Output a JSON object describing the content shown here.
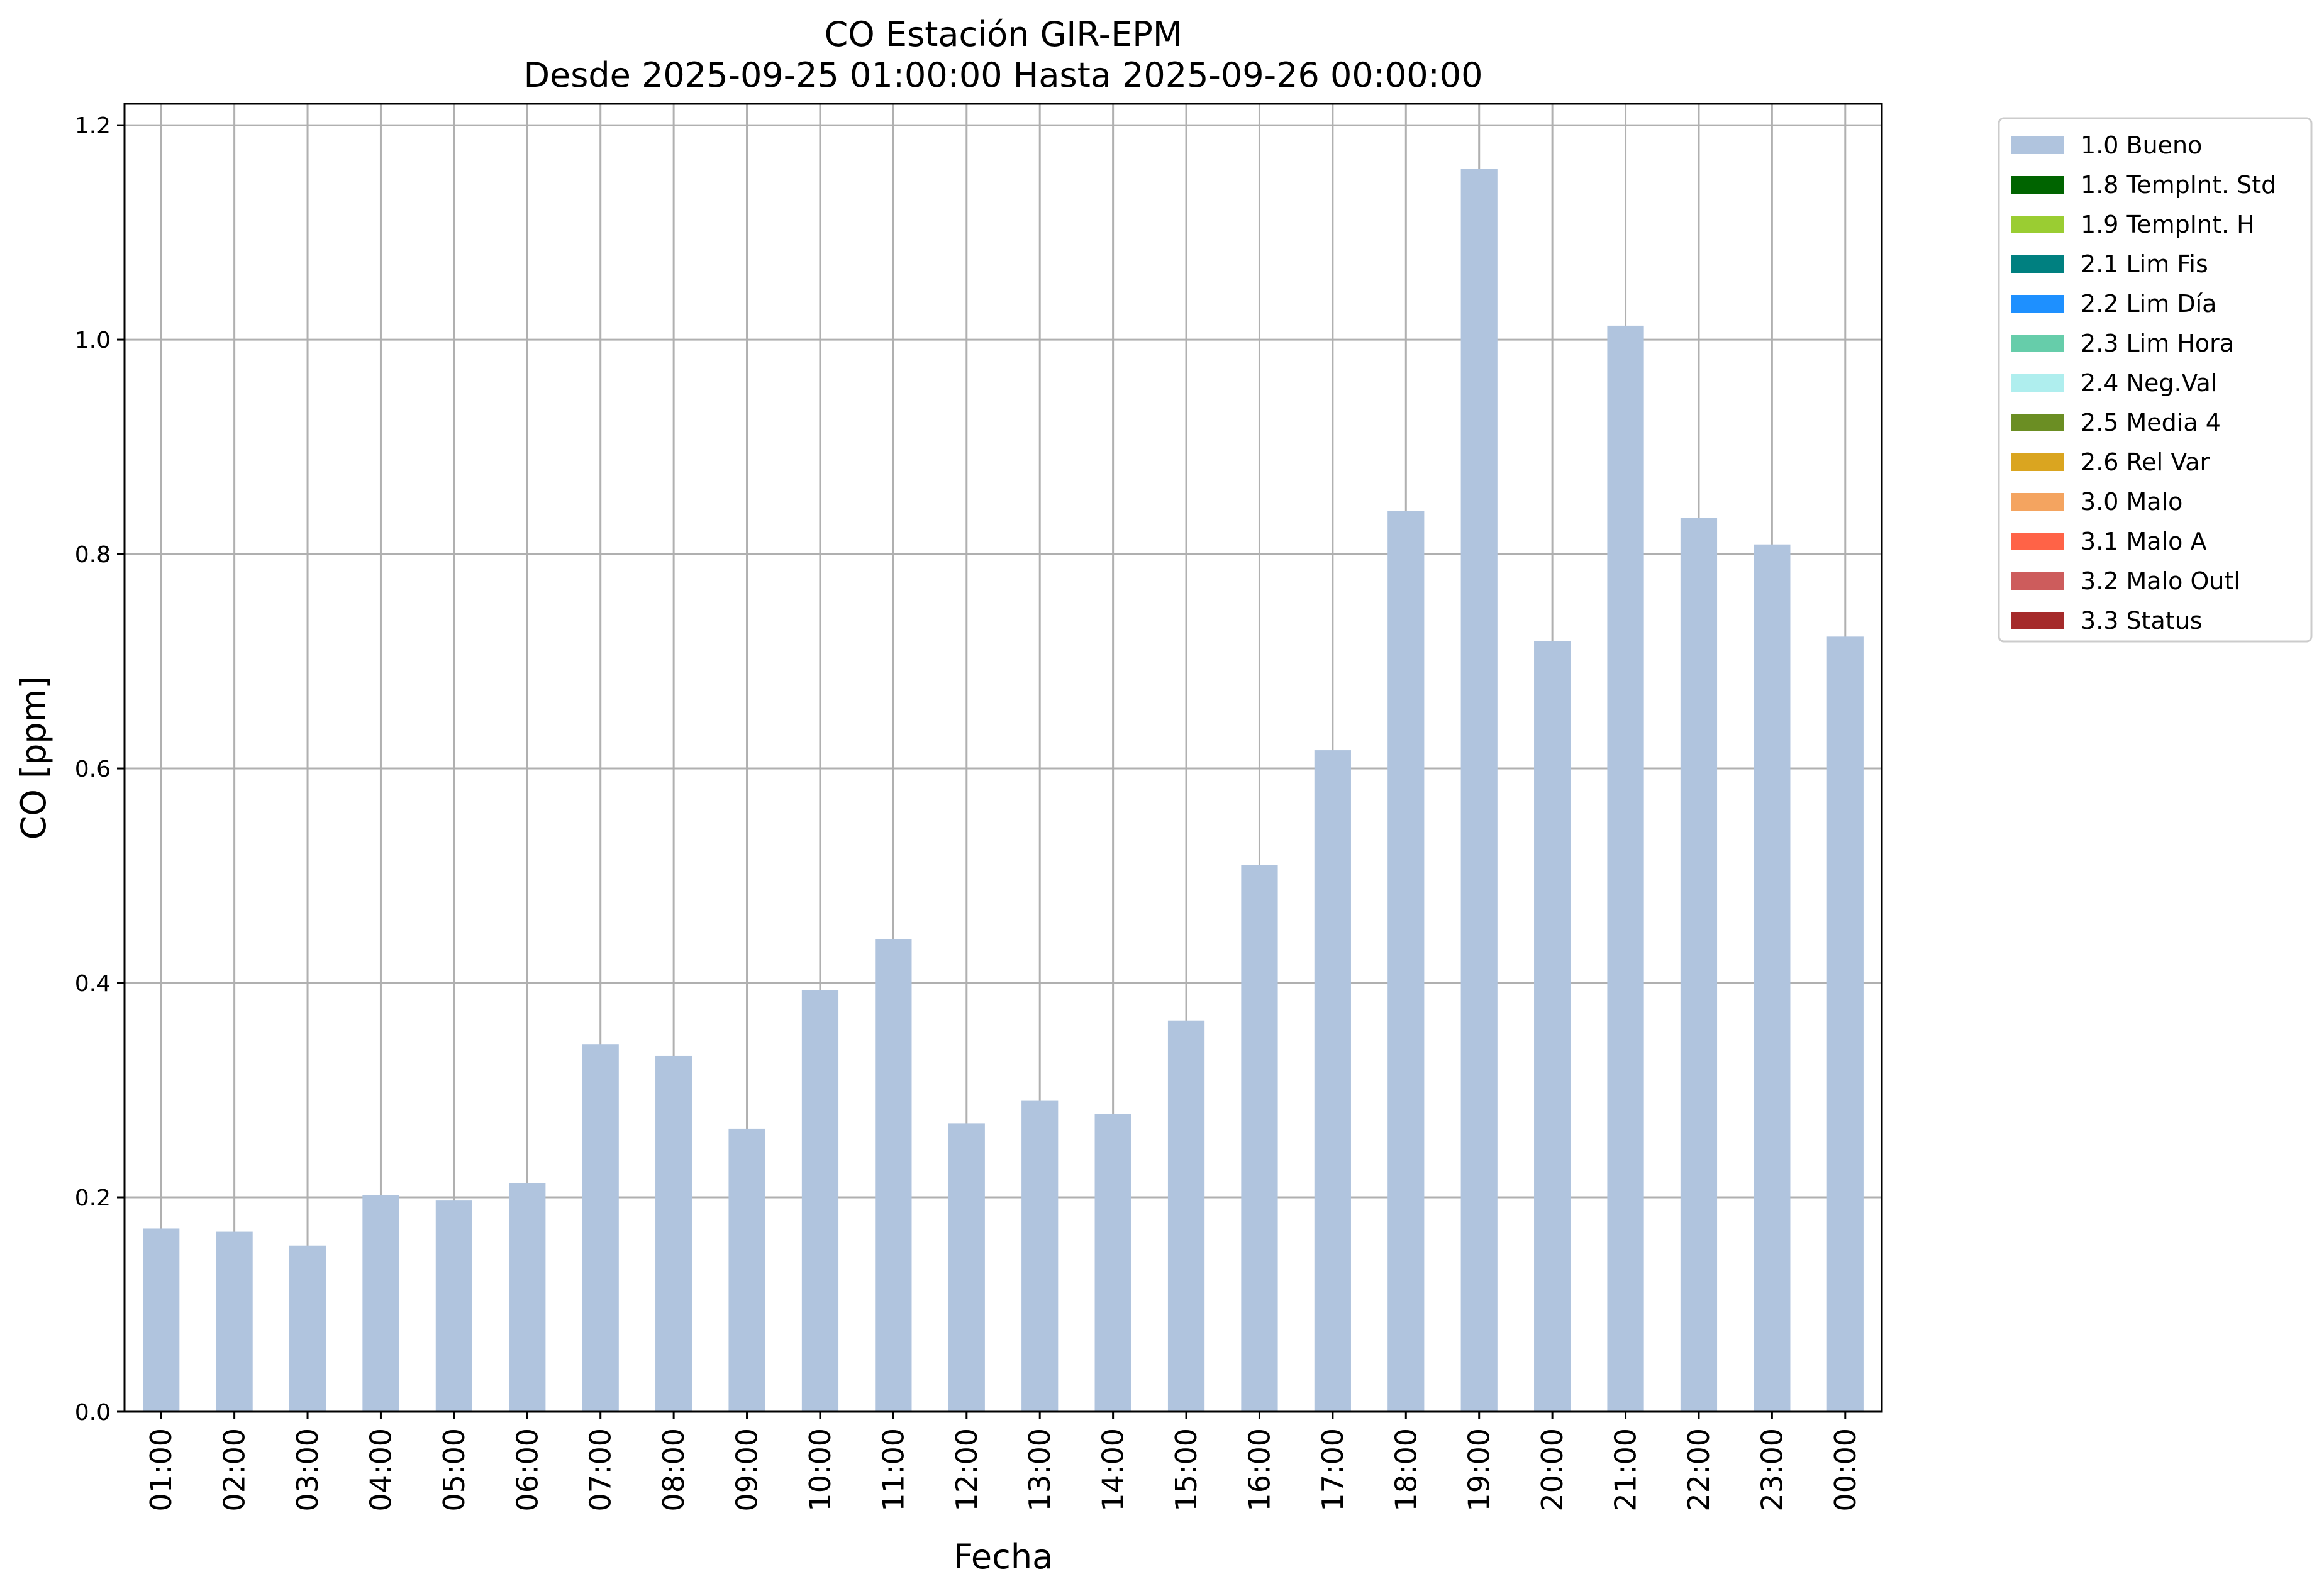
{
  "chart_data": {
    "type": "bar",
    "title": "CO Estación GIR-EPM",
    "subtitle": "Desde 2025-09-25 01:00:00 Hasta 2025-09-26 00:00:00",
    "xlabel": "Fecha",
    "ylabel": "CO [ppm]",
    "ylim": [
      0,
      1.22
    ],
    "yticks": [
      "0.0",
      "0.2",
      "0.4",
      "0.6",
      "0.8",
      "1.0",
      "1.2"
    ],
    "grid": true,
    "legend_position": "outside-top-right",
    "categories": [
      "01:00",
      "02:00",
      "03:00",
      "04:00",
      "05:00",
      "06:00",
      "07:00",
      "08:00",
      "09:00",
      "10:00",
      "11:00",
      "12:00",
      "13:00",
      "14:00",
      "15:00",
      "16:00",
      "17:00",
      "18:00",
      "19:00",
      "20:00",
      "21:00",
      "22:00",
      "23:00",
      "00:00"
    ],
    "series": [
      {
        "name": "1.0 Bueno",
        "color": "#b0c4de",
        "values": [
          0.171,
          0.168,
          0.155,
          0.202,
          0.197,
          0.213,
          0.343,
          0.332,
          0.264,
          0.393,
          0.441,
          0.269,
          0.29,
          0.278,
          0.365,
          0.51,
          0.617,
          0.84,
          1.159,
          0.719,
          1.013,
          0.834,
          0.809,
          0.723
        ]
      }
    ],
    "legend": [
      {
        "label": "1.0 Bueno",
        "color": "#b0c4de"
      },
      {
        "label": "1.8 TempInt. Std",
        "color": "#006400"
      },
      {
        "label": "1.9 TempInt. H",
        "color": "#9acd32"
      },
      {
        "label": "2.1 Lim Fis",
        "color": "#008080"
      },
      {
        "label": "2.2 Lim Día",
        "color": "#1e90ff"
      },
      {
        "label": "2.3 Lim Hora",
        "color": "#66cdaa"
      },
      {
        "label": "2.4 Neg.Val",
        "color": "#afeeee"
      },
      {
        "label": "2.5 Media 4",
        "color": "#6b8e23"
      },
      {
        "label": "2.6 Rel Var",
        "color": "#daa520"
      },
      {
        "label": "3.0 Malo",
        "color": "#f4a460"
      },
      {
        "label": "3.1 Malo A",
        "color": "#ff6347"
      },
      {
        "label": "3.2 Malo Outl",
        "color": "#cd5c5c"
      },
      {
        "label": "3.3 Status",
        "color": "#a52a2a"
      }
    ]
  }
}
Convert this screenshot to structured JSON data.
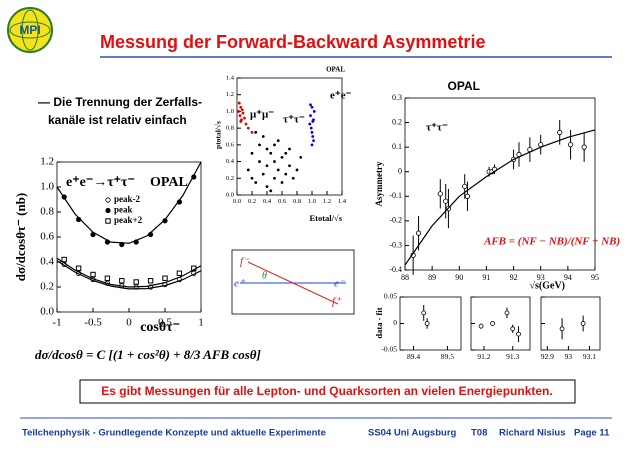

+ + + + + + +

Leave the pictures out and write out every entry exactly as given.

Output a JSON object describing the content shown here.
{
  "chart_data": {
    "type": "bar",
    "title": "CO Estación GIR-EPM",
    "subtitle": "Desde 2025-09-25 01:00:00 Hasta 2025-09-26 00:00:00",
    "xlabel": "Fecha",
    "ylabel": "CO [ppm]",
    "ylim": [
      0,
      1.22
    ],
    "yticks": [
      "0.0",
      "0.2",
      "0.4",
      "0.6",
      "0.8",
      "1.0",
      "1.2"
    ],
    "grid": true,
    "legend_position": "outside-top-right",
    "categories": [
      "01:00",
      "02:00",
      "03:00",
      "04:00",
      "05:00",
      "06:00",
      "07:00",
      "08:00",
      "09:00",
      "10:00",
      "11:00",
      "12:00",
      "13:00",
      "14:00",
      "15:00",
      "16:00",
      "17:00",
      "18:00",
      "19:00",
      "20:00",
      "21:00",
      "22:00",
      "23:00",
      "00:00"
    ],
    "series": [
      {
        "name": "1.0 Bueno",
        "color": "#b0c4de",
        "values": [
          0.171,
          0.168,
          0.155,
          0.202,
          0.197,
          0.213,
          0.343,
          0.332,
          0.264,
          0.393,
          0.441,
          0.269,
          0.29,
          0.278,
          0.365,
          0.51,
          0.617,
          0.84,
          1.159,
          0.719,
          1.013,
          0.834,
          0.809,
          0.723
        ]
      }
    ],
    "legend": [
      {
        "label": "1.0 Bueno",
        "color": "#b0c4de"
      },
      {
        "label": "1.8 TempInt. Std",
        "color": "#006400"
      },
      {
        "label": "1.9 TempInt. H",
        "color": "#9acd32"
      },
      {
        "label": "2.1 Lim Fis",
        "color": "#008080"
      },
      {
        "label": "2.2 Lim Día",
        "color": "#1e90ff"
      },
      {
        "label": "2.3 Lim Hora",
        "color": "#66cdaa"
      },
      {
        "label": "2.4 Neg.Val",
        "color": "#afeeee"
      },
      {
        "label": "2.5 Media 4",
        "color": "#6b8e23"
      },
      {
        "label": "2.6 Rel Var",
        "color": "#daa520"
      },
      {
        "label": "3.0 Malo",
        "color": "#f4a460"
      },
      {
        "label": "3.1 Malo A",
        "color": "#ff6347"
      },
      {
        "label": "3.2 Malo Outl",
        "color": "#cd5c5c"
      },
      {
        "label": "3.3 Status",
        "color": "#a52a2a"
      }
    ]
  }
}
Convert this screenshot to structured JSON data.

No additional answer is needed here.